Word for word, restate each entry that appears below.
----------
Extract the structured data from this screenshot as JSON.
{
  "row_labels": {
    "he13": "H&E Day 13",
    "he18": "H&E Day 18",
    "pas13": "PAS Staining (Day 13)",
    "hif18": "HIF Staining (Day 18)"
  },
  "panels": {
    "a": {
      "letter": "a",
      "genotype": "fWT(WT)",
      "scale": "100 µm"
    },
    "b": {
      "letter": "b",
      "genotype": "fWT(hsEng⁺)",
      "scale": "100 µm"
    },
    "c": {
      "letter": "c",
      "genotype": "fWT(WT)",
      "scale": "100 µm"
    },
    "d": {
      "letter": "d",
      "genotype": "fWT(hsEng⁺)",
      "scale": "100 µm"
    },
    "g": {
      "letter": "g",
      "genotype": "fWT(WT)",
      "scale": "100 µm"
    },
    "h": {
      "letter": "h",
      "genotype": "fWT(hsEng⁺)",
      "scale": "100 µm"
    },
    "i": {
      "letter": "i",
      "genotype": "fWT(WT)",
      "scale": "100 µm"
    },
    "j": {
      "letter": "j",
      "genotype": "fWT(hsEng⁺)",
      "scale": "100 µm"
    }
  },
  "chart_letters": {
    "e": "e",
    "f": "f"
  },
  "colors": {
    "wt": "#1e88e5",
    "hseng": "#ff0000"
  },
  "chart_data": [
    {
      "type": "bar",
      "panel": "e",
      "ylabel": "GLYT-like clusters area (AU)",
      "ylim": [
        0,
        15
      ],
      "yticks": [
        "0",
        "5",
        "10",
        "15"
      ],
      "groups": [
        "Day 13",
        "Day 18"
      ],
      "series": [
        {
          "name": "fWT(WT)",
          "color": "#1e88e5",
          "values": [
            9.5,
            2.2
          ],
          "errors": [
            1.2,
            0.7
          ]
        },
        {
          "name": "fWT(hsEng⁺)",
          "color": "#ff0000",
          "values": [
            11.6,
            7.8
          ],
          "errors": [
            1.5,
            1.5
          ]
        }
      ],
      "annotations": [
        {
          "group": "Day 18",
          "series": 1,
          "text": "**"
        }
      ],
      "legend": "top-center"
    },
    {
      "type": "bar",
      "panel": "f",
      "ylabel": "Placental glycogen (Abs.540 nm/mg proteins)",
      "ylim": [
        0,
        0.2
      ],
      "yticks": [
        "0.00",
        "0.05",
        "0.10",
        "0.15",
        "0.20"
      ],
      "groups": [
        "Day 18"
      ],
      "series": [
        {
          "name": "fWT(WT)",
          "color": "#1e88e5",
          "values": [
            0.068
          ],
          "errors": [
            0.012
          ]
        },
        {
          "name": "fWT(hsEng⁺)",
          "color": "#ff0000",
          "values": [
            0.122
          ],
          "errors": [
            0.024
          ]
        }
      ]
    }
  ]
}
----------
→ **RESULT**:
Extract the structured data from this screenshot as JSON.
{
  "row_labels": {
    "he13": "H&E Day 13",
    "he18": "H&E Day 18",
    "pas13": "PAS Staining (Day 13)",
    "hif18": "HIF Staining (Day 18)"
  },
  "panels": {
    "a": {
      "letter": "a",
      "genotype": "fWT(WT)",
      "scale": "100 µm"
    },
    "b": {
      "letter": "b",
      "genotype": "fWT(hsEng⁺)",
      "scale": "100 µm"
    },
    "c": {
      "letter": "c",
      "genotype": "fWT(WT)",
      "scale": "100 µm"
    },
    "d": {
      "letter": "d",
      "genotype": "fWT(hsEng⁺)",
      "scale": "100 µm"
    },
    "g": {
      "letter": "g",
      "genotype": "fWT(WT)",
      "scale": "100 µm"
    },
    "h": {
      "letter": "h",
      "genotype": "fWT(hsEng⁺)",
      "scale": "100 µm"
    },
    "i": {
      "letter": "i",
      "genotype": "fWT(WT)",
      "scale": "100 µm"
    },
    "j": {
      "letter": "j",
      "genotype": "fWT(hsEng⁺)",
      "scale": "100 µm"
    }
  },
  "chart_letters": {
    "e": "e",
    "f": "f"
  },
  "colors": {
    "wt": "#1e88e5",
    "hseng": "#ff0000"
  },
  "chart_data": [
    {
      "type": "bar",
      "panel": "e",
      "ylabel": "GLYT-like clusters area (AU)",
      "ylim": [
        0,
        15
      ],
      "yticks": [
        "0",
        "5",
        "10",
        "15"
      ],
      "groups": [
        "Day 13",
        "Day 18"
      ],
      "series": [
        {
          "name": "fWT(WT)",
          "color": "#1e88e5",
          "values": [
            9.5,
            2.2
          ],
          "errors": [
            1.2,
            0.7
          ]
        },
        {
          "name": "fWT(hsEng⁺)",
          "color": "#ff0000",
          "values": [
            11.6,
            7.8
          ],
          "errors": [
            1.5,
            1.5
          ]
        }
      ],
      "annotations": [
        {
          "group": "Day 18",
          "series": 1,
          "text": "**"
        }
      ],
      "legend": "top-center"
    },
    {
      "type": "bar",
      "panel": "f",
      "ylabel": "Placental glycogen (Abs.540 nm/mg proteins)",
      "ylim": [
        0,
        0.2
      ],
      "yticks": [
        "0.00",
        "0.05",
        "0.10",
        "0.15",
        "0.20"
      ],
      "groups": [
        "Day 18"
      ],
      "series": [
        {
          "name": "fWT(WT)",
          "color": "#1e88e5",
          "values": [
            0.068
          ],
          "errors": [
            0.012
          ]
        },
        {
          "name": "fWT(hsEng⁺)",
          "color": "#ff0000",
          "values": [
            0.122
          ],
          "errors": [
            0.024
          ]
        }
      ]
    }
  ]
}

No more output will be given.